- Dataset items:
>>>
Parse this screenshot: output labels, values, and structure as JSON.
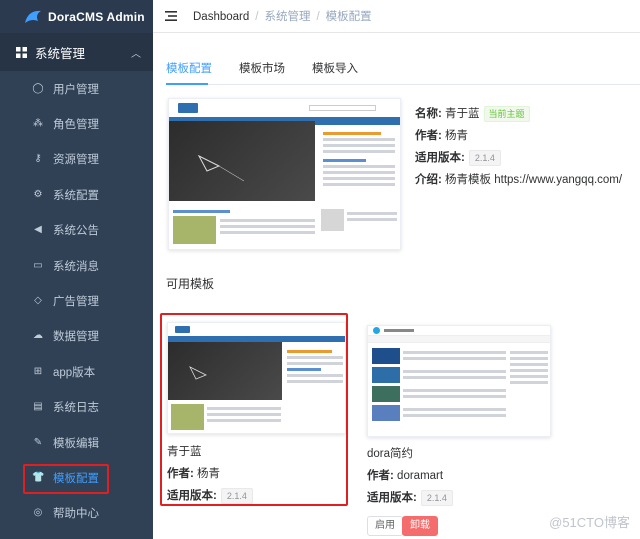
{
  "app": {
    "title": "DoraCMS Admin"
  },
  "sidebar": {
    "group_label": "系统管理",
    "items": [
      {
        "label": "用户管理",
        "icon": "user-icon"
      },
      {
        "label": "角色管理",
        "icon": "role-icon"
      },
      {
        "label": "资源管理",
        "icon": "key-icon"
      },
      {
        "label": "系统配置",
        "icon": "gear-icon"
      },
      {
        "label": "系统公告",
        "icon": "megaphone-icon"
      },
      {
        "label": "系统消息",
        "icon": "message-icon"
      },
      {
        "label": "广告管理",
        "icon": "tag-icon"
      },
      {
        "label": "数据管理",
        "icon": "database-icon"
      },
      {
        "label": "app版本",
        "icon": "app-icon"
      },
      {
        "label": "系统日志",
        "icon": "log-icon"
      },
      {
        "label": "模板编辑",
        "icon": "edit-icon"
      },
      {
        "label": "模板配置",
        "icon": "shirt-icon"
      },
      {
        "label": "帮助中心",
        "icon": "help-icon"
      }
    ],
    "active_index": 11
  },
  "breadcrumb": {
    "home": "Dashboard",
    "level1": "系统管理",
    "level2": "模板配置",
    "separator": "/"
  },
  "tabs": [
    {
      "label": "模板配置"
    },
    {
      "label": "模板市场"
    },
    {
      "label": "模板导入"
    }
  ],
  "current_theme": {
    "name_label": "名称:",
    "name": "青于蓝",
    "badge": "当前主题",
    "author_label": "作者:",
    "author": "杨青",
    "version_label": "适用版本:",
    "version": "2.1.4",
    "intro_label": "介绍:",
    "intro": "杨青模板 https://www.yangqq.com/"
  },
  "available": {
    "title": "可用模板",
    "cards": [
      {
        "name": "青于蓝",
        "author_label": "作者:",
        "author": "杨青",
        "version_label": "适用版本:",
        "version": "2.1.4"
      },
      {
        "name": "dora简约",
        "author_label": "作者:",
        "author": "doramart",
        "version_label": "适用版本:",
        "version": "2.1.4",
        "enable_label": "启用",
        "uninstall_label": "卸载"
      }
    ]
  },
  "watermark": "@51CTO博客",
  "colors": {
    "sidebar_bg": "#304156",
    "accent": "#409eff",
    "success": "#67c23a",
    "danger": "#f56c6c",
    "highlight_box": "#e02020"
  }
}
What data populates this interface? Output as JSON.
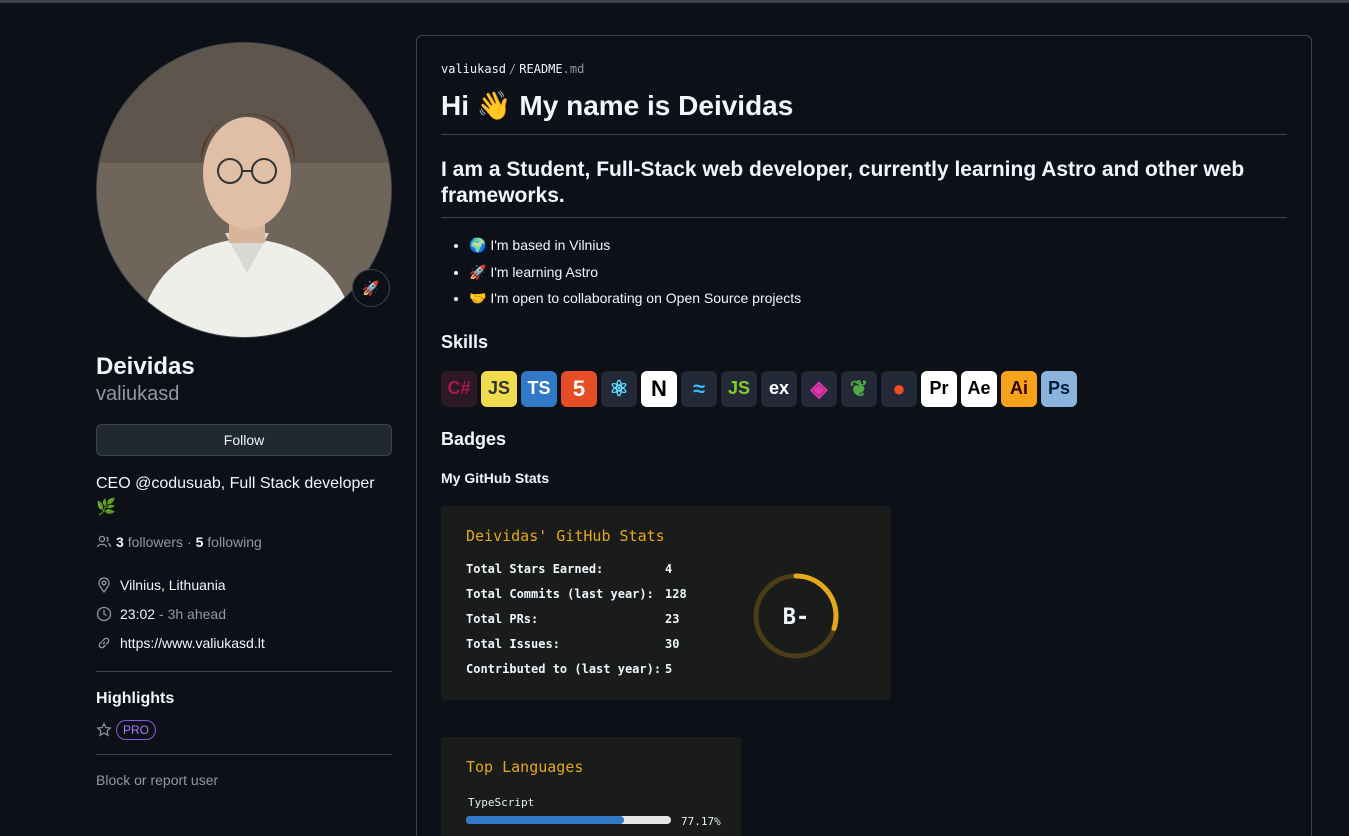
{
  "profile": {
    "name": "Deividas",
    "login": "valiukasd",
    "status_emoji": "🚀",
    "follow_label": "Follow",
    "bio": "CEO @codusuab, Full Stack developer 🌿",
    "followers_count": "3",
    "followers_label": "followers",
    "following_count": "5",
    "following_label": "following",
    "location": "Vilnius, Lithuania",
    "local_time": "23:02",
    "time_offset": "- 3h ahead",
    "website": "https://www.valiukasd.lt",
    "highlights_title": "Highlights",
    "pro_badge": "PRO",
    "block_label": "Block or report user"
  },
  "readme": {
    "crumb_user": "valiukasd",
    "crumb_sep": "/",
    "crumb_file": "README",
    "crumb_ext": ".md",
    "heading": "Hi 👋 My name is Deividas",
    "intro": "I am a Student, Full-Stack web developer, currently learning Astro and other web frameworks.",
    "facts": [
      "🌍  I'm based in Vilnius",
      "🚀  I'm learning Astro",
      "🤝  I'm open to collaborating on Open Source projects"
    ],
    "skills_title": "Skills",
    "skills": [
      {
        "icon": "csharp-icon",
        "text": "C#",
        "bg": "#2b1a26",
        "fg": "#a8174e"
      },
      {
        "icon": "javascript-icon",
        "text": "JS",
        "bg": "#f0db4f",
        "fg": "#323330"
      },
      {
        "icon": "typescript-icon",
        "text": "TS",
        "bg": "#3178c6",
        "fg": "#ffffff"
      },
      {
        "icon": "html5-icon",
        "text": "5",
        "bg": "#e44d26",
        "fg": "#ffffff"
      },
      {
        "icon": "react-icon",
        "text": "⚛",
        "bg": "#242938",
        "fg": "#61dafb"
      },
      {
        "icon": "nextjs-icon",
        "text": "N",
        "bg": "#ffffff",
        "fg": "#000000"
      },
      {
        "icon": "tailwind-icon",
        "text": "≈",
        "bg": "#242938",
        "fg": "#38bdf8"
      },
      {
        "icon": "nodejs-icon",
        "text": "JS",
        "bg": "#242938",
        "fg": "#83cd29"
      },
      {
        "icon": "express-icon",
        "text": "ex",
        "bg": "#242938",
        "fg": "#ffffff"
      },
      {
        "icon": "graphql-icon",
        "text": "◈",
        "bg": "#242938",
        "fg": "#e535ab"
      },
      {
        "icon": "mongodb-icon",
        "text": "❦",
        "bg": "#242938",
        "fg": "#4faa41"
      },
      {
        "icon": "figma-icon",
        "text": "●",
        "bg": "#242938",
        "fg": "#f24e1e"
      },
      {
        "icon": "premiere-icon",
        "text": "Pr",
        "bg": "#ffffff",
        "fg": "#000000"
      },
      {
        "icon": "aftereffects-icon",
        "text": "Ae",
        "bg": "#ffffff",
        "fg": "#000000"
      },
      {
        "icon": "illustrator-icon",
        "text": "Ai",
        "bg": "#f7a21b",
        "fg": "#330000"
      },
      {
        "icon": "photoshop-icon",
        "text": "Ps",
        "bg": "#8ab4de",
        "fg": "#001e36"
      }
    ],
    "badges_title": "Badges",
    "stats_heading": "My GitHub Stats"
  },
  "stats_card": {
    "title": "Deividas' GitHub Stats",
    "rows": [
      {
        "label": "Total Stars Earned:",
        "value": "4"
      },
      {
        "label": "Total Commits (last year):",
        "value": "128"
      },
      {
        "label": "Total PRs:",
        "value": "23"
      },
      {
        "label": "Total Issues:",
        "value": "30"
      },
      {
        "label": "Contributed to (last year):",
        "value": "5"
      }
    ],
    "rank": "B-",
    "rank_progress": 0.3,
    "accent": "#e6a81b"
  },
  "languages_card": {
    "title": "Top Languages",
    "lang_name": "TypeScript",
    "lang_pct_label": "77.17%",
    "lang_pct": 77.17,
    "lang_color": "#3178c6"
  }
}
<<<
- INSTRUCTIONS TO FOLLOW:
Using the listing above, locate the lines that hold "GitHub" and copy each one.

- SOLUTION FOR THIS EXERCISE:
    "stats_heading": "My GitHub Stats"
    "title": "Deividas' GitHub Stats",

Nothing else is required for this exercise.